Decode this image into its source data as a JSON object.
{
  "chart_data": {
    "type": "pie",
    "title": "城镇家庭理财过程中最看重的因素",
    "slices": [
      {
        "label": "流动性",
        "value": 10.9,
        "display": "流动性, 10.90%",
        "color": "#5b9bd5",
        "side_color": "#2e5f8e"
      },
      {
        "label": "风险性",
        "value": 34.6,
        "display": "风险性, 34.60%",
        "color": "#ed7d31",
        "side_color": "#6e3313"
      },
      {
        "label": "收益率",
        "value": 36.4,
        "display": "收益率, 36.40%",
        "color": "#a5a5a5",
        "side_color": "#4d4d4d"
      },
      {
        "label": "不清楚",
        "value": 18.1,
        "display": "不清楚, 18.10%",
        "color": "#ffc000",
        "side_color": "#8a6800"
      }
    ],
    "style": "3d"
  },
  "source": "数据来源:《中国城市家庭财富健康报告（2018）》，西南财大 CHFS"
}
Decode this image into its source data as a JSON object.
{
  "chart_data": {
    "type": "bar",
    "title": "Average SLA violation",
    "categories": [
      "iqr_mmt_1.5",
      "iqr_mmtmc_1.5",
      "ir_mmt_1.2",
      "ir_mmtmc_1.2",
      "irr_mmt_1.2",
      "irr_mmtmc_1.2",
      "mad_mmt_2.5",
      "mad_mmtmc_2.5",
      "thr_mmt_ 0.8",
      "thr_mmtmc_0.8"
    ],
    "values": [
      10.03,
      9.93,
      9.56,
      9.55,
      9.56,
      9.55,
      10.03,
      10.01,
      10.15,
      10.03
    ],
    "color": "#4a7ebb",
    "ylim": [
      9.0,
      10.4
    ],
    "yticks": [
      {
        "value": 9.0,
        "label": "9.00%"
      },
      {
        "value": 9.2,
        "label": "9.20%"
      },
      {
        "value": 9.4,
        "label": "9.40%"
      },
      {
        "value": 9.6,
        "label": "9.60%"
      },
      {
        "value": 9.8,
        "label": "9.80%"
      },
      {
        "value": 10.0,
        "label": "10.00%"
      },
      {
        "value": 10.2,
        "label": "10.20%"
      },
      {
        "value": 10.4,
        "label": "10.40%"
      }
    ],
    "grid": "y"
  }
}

» WHAT THE EXERCISE ASKS
In the entries above, identify every line with the string "display".

» COMPLETE ANSWER
        "display": "流动性, 10.90%",
        "display": "风险性, 34.60%",
        "display": "收益率, 36.40%",
        "display": "不清楚, 18.10%",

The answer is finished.